#### GIVEN TEXT:
Yeah. Now that cause me to go back to for your decks to hunt for that chart you guys used to put in there on the around steel prices, and steel values and box prices with regards to margins there. But if I think about that $1,600 and put that within the context of maybe kind of other cycles and then we troughed [Phonetic] last cycle probably around, I guess, what 12 -- $1,300. Obviously every cycle is going to be a little bit different. But I am curious whether you think that would still apply today. And then, I guess, within the context of that saving like to what degree is the consolidation of the manufacturers have -- what impact, if any, that has and where that floor ends up being?

Brian Sondey -- Chairman and Chief Executive Officer

Sure. So, during the last down cycle in 2015 and 2016, very briefly, the container prices went below $1,500, but it was my recollection, it was only a month or two, and that reflected the combination of low steel prices plus margins briefly getting down to where they are today. The curious thing about this year has been despite the manufacturer consolidation that you mentioned, the margin is held low for quite some time, really if I guess for the last four quarters or so.

And again, our expectation is, as soon as production volumes go back up that we would see prices get back to a more normal range just given that steel prices were high, and margins are really low. And I think that there are several reasons, I think, that the margins should actually grow over time, including the consolidation of the manufacturers, but also just general inflation and labor cost in China, more stringent enforcement of environmental rules and more expensive land costs around the port areas and things like that.

Michael Webber -- Webber Research -- Analyst

Got you. Okay. That's helpful. I guess, just within the broader market, it seems like some of this might have been -- some kind of the lag effect for something that pull forward ahead of sanctions, I guess, last peak season, but some of that obviously seems like that some witnessed in the global economy. What are you hearing from your customers, or you noticed any -- noticing a different posture maybe this cycle versus last cycle just given, you've got IMO 2020 reg is hitting pretty soon, which is kind of potentially a shock to their cost curve. The geopolitical backdrop is obviously more volatile than it has been in previous cycle. So just curious what your takeaway within your conversation with your customers now versus the last couple of years and you've been kind of looking at a similar sort of dynamics?

Brian Sondey -- Chairman and Chief Executive Officer

Sure. So I'd say like many businesses right now that our customers are struggling to interpret just what are the tariffs meaning for their business. And the tariffs have had several effects. One has been changing the timing of shipments. Initially shippers tried to front load shipments to avoid the implementation of the tariffs. I'd say most of our customers probably think shippers are holding back on cargo flows hoping that the tariffs go away this year. And so perhaps compounding what might be kind of natural slowdown anyway, because of the economies in certain places around the world.

#### OBJECTIVE 1:
Write out everything in the transcript from "Michael Webber -- Webber" down to "sort of dynamics?", switching "peak season" to "holiday season".
#### OBJECTIVE 2:
Resume the transcript of the container-market discussion from its final sentence onward.

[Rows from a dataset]
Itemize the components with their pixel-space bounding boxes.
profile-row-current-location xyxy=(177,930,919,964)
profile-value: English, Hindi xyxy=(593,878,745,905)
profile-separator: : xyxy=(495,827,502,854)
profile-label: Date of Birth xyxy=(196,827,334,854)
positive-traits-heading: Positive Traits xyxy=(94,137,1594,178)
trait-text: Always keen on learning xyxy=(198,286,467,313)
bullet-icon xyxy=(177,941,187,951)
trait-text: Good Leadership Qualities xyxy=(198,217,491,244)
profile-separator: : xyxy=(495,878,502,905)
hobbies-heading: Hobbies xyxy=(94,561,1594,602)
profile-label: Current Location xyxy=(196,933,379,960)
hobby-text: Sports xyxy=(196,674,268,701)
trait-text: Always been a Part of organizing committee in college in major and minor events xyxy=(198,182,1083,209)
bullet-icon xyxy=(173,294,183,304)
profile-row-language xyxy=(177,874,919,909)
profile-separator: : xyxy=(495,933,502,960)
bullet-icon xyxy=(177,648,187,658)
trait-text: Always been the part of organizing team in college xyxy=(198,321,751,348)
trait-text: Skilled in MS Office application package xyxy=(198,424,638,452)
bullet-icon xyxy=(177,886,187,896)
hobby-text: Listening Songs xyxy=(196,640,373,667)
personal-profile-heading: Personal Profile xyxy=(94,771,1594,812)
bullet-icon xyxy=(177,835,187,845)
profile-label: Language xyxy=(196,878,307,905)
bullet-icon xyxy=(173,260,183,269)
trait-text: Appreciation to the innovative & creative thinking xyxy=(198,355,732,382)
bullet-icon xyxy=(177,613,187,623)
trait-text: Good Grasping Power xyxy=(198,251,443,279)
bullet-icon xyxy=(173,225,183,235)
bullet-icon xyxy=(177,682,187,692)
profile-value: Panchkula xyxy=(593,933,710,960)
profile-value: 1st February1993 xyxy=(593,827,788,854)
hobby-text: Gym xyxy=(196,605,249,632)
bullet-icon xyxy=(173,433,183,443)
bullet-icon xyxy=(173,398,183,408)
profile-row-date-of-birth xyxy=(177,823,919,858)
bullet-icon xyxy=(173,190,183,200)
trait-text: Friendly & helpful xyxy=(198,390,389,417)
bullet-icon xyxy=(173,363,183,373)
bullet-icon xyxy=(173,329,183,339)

#### RESPONSE 1:
Michael Webber -- Webber Research -- Analyst

Got you. Okay. That's helpful. I guess, just within the broader market, it seems like some of this might have been -- some kind of the lag effect for something that pull forward ahead of sanctions, I guess, last holiday season, but some of that obviously seems like that some witnessed in the global economy. What are you hearing from your customers, or you noticed any -- noticing a different posture maybe this cycle versus last cycle just given, you've got IMO 2020 reg is hitting pretty soon, which is kind of potentially a shock to their cost curve. The geopolitical backdrop is obviously more volatile than it has been in previous cycle. So just curious what your takeaway within your conversation with your customers now versus the last couple of years and you've been kind of looking at a similar sort of dynamics?

#### RESPONSE 2:
So I'd say they are uncertain as well. They started the year with fairly decent expectations for trade growth. And I think as we've mentioned, they have come down some over time, they are expecting trade this year to be just slightly positive. But I wouldn't say they've got a feel, and they have a crystal ball. I don't think anyone really knows how to read the ongoing trade discussions or just what it's going to mean, if there is some kind of mini resolution.

I think there it's some of the same factors in this down cycle compared to others, and certainly in terms of impact on us. See whenever container demand is weak-ish, we see our utilization go down and we used to and tender prices typically weaken as the manufacturing margins compress. But the big difference is, this time compared to last time for us and for our customers is we just don't have a large volume of leases expiring that are on high rates. And that ended up really changing the dynamic of how we work with our customers in 2015 and 2016, and very much put us on the defensive. I think, we don't really have to be so defensive in our actions this year, because I again feel container prices will come back soon, and also it's just our lease portfolio is in very good shape.

Michael Webber -- Webber Research -- Analyst

Yeah. Now, it seems like you have a pretty defensible position. Just I was more thinking along the lines of their posture toward capital deployment now and by -- each measured by boxes slot ratio and whether they're kind of pulling back, just as they kind of head into a more uncertain 2020, whether you've seen any -- anything on the margin there from a behavioral standpoint?

Brian Sondey -- Chairman and Chief Executive Officer

Yeah. I think the -- for making the customers' standpoint, as you're probably seeing, the vessel orders are pretty low this year. And that reflects, I think, a variety of things. One, just the fact that there continues to be an excess supply of vessels in the world, and I think the manufacturers in the shipping lines are starting to get a little bit more disciplined around capacity, management and deployment.

Also I think you've mentioned the IMO 2020, that's creating, I think, additional capital requirements for our customers as they start to install scrubbers earnestly on their vessels. And also just on the additional layer of uncertainty, and I think when times are more uncertain, it's tempting to rely on things like leasing and we continue to see leasing being a big share, our customers are adding containers. And for all of those reasons I think it will stay that way.

Michael Webber -- Webber Research -- Analyst

Got you. Okay. Thanks for time guys, I appreciate it.

Brian Sondey -- Chairman and Chief Executive Officer

Yeah. Thanks, Mike.

Operator

The next question comes from Michael Brown with KBW. Please go ahead.

Michael Brown -- KBW -- Analyst

Hey, good morning, guys.

Brian Sondey -- Chairman and Chief Executive Officer

Good morning, Mike.

Michael Brown -- KBW -- Analyst

And so I'd like to kind of follow up along a similar vein there. So what do you kind of seeing in terms of the shifting supply change? Can you kind of speak to the puts and takes there for containerized trade, I assume maybe there is some benefits from activity moving to Southeast Asia. But we're hearing reports of activity kind of moving to Mexico, which may and unnecessarily be -- may actually hurt your business. So I was interested to hear your thoughts on the supply chain movements?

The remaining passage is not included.